Restate the entries below word for word, omitting nothing.

* Start DATA ENTRIES *

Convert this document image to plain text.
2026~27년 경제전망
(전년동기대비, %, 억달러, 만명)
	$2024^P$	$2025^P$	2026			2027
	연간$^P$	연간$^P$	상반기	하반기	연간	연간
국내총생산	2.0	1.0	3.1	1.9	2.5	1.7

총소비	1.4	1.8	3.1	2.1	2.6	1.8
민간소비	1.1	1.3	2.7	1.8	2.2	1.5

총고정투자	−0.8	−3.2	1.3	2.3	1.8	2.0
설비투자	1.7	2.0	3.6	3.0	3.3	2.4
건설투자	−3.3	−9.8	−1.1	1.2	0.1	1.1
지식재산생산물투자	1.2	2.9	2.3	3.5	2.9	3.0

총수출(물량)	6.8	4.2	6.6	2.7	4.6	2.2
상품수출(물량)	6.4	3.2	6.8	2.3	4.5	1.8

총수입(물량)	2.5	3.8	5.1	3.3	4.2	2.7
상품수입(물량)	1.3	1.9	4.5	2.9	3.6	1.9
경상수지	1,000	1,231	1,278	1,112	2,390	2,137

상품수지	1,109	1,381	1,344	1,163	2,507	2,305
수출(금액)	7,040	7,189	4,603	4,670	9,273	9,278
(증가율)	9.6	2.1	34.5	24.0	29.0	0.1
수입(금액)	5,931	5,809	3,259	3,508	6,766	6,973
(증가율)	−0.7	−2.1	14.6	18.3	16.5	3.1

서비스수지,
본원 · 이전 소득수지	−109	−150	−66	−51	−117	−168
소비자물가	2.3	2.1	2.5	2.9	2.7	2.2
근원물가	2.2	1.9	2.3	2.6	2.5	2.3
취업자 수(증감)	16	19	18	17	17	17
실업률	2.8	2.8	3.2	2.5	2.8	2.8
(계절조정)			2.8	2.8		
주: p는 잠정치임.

* End DATA ENTRIES *

• OUTPUT FOR THIS TASK
Convert this document image to plain text.
2026~27년 경제전망
(전년동기대비, %, 억달러, 만명)
	$2024^P$	$2025^P$	2026			2027
	연간$^P$	연간$^P$	상반기	하반기	연간	연간
국내총생산	2.0	1.0	3.1	1.9	2.5	1.7

총소비	1.4	1.8	3.1	2.1	2.6	1.8
민간소비	1.1	1.3	2.7	1.8	2.2	1.5

총고정투자	−0.8	−3.2	1.3	2.3	1.8	2.0
설비투자	1.7	2.0	3.6	3.0	3.3	2.4
건설투자	−3.3	−9.8	−1.1	1.2	0.1	1.1
지식재산생산물투자	1.2	2.9	2.3	3.5	2.9	3.0

총수출(물량)	6.8	4.2	6.6	2.7	4.6	2.2
상품수출(물량)	6.4	3.2	6.8	2.3	4.5	1.8

총수입(물량)	2.5	3.8	5.1	3.3	4.2	2.7
상품수입(물량)	1.3	1.9	4.5	2.9	3.6	1.9
경상수지	1,000	1,231	1,278	1,112	2,390	2,137

상품수지	1,109	1,381	1,344	1,163	2,507	2,305
수출(금액)	7,040	7,189	4,603	4,670	9,273	9,278
(증가율)	9.6	2.1	34.5	24.0	29.0	0.1
수입(금액)	5,931	5,809	3,259	3,508	6,766	6,973
(증가율)	−0.7	−2.1	14.6	18.3	16.5	3.1

서비스수지,
본원 · 이전 소득수지	−109	−150	−66	−51	−117	−168
소비자물가	2.3	2.1	2.5	2.9	2.7	2.2
근원물가	2.2	1.9	2.3	2.6	2.5	2.3
취업자 수(증감)	16	19	18	17	17	17
실업률	2.8	2.8	3.2	2.5	2.8	2.8
(계절조정)			2.8	2.8		
주: p는 잠정치임.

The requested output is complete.